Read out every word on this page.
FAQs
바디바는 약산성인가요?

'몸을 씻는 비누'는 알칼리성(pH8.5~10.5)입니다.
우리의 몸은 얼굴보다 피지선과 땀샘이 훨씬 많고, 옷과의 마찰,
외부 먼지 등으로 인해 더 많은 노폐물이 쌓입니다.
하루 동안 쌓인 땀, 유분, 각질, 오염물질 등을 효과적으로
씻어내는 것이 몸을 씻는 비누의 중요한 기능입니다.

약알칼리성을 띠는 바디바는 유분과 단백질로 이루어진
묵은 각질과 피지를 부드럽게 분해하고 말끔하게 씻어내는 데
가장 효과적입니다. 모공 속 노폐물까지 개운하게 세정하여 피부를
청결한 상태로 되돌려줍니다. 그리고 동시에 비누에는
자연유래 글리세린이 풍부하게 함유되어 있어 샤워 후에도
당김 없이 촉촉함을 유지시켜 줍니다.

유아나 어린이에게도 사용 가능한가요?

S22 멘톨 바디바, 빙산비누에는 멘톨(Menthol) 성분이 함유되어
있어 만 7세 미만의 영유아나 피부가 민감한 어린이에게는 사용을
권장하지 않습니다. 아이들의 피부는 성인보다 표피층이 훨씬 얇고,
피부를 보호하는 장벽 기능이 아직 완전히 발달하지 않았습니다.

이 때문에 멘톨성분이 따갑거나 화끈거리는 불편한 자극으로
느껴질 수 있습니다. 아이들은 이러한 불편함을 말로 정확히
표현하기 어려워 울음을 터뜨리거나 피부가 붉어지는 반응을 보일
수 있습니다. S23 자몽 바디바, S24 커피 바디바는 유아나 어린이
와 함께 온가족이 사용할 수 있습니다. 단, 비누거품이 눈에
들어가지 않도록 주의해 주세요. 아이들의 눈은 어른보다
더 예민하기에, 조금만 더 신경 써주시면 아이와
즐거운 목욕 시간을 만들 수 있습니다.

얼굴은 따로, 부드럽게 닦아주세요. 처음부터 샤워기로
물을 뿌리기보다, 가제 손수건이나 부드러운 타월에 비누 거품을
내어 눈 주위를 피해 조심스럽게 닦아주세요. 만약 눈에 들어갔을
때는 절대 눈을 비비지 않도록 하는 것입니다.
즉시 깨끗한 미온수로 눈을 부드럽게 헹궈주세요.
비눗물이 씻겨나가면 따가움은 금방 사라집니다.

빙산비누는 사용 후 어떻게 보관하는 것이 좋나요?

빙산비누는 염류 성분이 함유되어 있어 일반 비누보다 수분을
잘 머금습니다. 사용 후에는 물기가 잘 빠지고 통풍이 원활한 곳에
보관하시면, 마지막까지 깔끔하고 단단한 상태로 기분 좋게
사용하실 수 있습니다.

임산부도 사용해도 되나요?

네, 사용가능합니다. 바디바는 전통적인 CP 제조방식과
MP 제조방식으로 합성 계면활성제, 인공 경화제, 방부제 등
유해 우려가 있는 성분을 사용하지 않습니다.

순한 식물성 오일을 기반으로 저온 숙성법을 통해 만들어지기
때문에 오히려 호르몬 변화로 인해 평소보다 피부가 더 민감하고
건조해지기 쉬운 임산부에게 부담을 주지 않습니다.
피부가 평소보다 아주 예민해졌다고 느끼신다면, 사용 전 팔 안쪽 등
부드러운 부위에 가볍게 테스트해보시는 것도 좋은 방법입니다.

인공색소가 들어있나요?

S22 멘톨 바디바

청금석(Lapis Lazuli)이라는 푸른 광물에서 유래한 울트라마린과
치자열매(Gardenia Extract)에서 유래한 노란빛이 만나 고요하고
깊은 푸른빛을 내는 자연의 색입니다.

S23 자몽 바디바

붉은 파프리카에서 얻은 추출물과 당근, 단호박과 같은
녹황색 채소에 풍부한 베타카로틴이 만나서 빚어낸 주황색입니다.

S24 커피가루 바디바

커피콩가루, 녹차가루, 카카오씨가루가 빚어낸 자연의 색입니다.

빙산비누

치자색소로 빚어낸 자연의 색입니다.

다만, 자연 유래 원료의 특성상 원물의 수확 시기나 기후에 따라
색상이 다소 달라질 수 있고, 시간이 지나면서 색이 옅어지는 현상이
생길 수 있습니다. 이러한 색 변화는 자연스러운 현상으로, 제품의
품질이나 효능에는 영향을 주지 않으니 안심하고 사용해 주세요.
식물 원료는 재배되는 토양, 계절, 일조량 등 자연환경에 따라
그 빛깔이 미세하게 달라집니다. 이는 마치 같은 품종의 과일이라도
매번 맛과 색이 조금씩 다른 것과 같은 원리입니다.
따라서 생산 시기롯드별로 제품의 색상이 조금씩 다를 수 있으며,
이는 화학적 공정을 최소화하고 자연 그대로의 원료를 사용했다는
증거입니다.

____

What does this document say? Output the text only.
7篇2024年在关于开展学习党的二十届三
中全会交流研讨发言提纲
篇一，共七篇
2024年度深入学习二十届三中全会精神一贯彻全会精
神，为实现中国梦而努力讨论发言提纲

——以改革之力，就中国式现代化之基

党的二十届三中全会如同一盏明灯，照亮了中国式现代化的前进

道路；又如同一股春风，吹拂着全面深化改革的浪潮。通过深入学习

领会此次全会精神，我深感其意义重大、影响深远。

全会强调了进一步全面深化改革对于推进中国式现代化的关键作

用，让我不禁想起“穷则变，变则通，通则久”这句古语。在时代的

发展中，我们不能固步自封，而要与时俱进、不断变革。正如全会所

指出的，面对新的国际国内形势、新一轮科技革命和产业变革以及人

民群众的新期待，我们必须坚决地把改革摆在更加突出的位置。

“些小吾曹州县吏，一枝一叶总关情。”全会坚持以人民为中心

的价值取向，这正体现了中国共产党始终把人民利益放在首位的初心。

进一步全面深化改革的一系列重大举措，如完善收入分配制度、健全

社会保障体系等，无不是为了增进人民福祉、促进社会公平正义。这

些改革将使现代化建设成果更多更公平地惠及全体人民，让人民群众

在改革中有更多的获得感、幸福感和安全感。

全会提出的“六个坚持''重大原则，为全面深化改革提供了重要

____

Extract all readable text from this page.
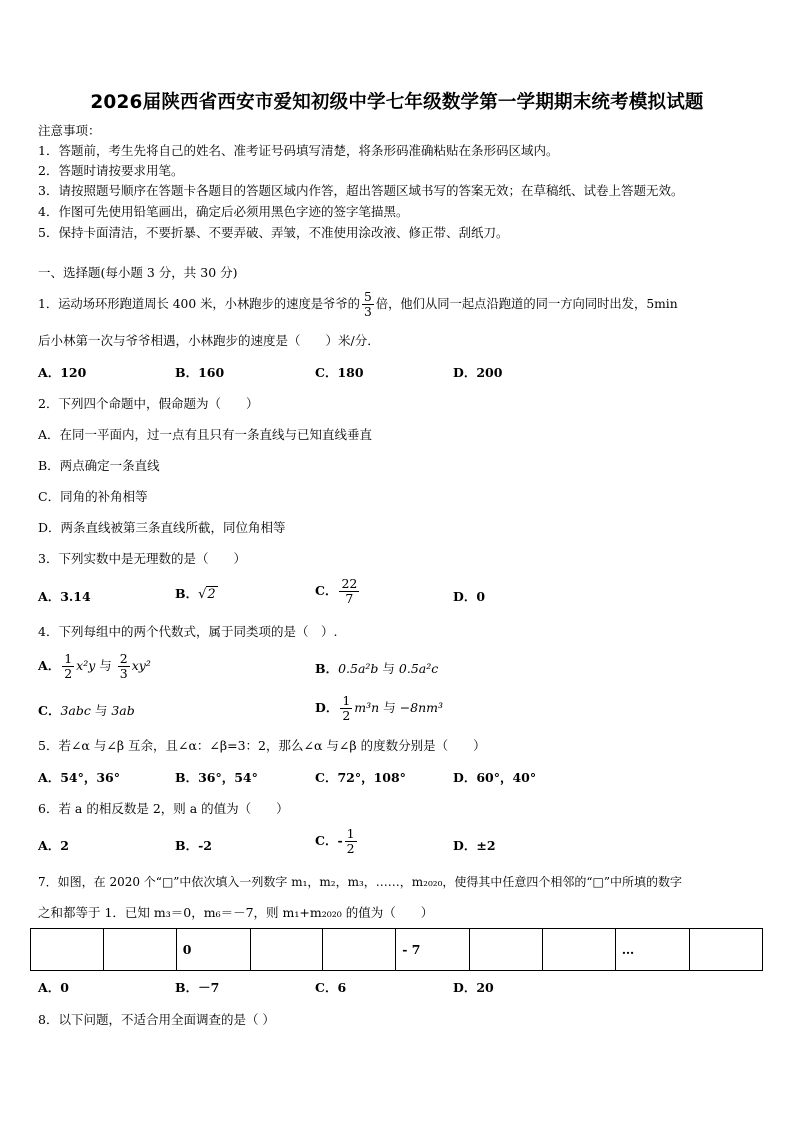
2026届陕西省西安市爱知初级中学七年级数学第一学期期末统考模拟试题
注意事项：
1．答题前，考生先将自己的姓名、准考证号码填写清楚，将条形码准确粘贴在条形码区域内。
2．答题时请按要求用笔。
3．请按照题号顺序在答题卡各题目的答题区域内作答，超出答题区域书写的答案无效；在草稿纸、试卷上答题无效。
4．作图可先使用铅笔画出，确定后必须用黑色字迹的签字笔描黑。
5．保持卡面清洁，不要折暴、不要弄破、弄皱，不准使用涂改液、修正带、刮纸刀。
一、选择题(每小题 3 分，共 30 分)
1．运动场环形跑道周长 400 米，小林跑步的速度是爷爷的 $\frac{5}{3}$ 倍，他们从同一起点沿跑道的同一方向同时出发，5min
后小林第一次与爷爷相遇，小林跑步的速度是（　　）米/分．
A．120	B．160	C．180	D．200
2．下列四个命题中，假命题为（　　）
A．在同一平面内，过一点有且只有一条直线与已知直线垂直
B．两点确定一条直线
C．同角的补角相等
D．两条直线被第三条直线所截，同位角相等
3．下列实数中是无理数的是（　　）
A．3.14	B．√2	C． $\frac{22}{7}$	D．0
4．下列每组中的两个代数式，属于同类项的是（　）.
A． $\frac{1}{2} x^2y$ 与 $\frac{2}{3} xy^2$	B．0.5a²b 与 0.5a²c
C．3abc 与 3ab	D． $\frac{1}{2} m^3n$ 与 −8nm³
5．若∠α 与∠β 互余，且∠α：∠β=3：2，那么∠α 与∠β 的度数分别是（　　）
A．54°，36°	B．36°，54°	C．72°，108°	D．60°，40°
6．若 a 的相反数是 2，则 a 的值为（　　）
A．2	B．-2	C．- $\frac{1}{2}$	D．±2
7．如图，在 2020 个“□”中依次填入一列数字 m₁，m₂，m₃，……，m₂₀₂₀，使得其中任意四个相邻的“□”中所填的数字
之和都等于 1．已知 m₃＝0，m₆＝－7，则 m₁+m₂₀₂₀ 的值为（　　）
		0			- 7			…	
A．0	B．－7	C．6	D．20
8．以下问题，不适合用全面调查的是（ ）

____

▶ WORK REQUIRED:
Make a tally of the lines in this data that include the string "text", and answer with that tally alone.

▶ CORRECT ANSWER:
2